+++ Dataset rows
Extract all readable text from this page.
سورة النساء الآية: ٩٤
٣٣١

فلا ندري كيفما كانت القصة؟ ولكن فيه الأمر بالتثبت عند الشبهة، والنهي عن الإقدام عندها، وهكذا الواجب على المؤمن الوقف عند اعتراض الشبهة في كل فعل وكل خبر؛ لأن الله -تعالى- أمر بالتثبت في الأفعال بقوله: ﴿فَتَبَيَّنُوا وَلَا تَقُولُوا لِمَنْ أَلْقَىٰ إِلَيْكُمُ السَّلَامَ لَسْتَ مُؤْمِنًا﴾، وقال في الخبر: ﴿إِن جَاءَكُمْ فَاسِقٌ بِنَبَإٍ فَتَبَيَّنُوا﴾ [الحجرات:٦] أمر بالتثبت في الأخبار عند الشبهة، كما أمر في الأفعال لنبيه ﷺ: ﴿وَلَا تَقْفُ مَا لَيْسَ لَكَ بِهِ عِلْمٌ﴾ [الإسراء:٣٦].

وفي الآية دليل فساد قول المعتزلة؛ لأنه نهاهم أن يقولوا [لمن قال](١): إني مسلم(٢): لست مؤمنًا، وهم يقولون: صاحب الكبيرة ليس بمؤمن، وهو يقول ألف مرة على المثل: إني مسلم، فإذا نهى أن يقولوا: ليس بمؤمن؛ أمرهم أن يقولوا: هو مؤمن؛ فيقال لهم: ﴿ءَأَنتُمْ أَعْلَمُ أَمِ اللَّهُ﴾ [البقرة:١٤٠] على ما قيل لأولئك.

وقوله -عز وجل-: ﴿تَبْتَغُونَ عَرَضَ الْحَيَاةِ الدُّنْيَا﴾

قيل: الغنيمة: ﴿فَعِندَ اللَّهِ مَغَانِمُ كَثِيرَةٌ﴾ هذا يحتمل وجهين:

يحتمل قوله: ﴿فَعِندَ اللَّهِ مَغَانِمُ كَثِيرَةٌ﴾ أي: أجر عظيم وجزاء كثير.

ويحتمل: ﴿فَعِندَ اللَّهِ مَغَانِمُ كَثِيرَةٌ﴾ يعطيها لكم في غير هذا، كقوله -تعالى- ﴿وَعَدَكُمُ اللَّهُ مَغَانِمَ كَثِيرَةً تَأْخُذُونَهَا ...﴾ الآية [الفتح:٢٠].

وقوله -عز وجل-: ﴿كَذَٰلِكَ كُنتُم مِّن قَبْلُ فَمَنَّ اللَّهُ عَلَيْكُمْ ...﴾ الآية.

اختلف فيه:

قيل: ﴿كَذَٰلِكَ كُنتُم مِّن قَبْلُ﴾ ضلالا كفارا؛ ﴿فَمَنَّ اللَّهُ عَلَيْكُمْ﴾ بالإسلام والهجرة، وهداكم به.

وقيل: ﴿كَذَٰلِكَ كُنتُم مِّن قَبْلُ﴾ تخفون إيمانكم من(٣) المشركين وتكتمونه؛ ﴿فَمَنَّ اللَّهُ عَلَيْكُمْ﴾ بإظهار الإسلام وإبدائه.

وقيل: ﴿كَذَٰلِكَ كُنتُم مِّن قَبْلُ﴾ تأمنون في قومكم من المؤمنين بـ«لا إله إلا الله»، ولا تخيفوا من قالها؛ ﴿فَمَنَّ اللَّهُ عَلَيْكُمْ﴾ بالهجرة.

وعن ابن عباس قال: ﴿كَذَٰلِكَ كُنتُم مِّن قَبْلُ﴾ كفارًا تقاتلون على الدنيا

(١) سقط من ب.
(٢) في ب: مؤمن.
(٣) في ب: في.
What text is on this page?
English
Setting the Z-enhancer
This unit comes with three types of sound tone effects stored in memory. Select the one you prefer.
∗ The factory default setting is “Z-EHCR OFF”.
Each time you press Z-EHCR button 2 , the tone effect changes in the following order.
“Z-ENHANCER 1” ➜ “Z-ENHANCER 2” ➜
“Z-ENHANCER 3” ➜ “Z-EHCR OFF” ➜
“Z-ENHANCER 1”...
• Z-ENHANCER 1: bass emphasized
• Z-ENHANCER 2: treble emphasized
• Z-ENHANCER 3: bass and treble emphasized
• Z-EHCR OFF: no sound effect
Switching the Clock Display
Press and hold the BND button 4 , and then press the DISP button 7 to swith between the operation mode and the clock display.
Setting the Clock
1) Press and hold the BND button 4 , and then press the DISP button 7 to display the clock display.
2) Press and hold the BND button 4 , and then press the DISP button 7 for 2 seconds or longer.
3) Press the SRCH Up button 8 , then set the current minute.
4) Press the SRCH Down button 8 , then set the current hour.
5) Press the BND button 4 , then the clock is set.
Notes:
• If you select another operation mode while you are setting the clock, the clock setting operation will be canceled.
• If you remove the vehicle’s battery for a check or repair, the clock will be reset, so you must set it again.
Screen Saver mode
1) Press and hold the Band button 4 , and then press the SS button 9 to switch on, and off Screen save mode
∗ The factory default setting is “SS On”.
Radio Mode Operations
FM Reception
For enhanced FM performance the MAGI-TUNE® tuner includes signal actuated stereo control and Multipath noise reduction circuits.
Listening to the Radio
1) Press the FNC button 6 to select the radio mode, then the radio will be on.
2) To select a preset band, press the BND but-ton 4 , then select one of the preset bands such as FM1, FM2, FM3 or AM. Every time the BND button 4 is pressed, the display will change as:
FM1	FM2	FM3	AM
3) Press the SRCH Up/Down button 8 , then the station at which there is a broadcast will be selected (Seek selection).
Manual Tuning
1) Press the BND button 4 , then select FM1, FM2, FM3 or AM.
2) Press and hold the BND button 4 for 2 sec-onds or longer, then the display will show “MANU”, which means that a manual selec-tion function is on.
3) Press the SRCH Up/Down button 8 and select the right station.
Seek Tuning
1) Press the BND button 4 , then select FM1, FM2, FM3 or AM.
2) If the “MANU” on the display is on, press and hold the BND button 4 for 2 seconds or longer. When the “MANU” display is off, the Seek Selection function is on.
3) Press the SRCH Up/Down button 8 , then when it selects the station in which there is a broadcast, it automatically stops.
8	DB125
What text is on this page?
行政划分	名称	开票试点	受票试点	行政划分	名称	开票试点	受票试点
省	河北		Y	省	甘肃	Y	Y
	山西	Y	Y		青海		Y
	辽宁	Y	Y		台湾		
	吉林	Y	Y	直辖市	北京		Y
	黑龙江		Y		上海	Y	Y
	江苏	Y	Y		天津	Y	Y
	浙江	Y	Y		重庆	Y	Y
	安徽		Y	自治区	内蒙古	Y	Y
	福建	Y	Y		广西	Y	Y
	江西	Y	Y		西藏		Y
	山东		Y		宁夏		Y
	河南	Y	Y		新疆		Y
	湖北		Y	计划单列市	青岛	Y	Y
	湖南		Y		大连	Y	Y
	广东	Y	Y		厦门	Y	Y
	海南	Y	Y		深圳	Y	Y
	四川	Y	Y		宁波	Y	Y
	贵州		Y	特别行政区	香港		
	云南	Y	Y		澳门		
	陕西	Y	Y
++++++
**Written exercise**:
Answer only with how many lines in the records include "which".

**Task result**:
3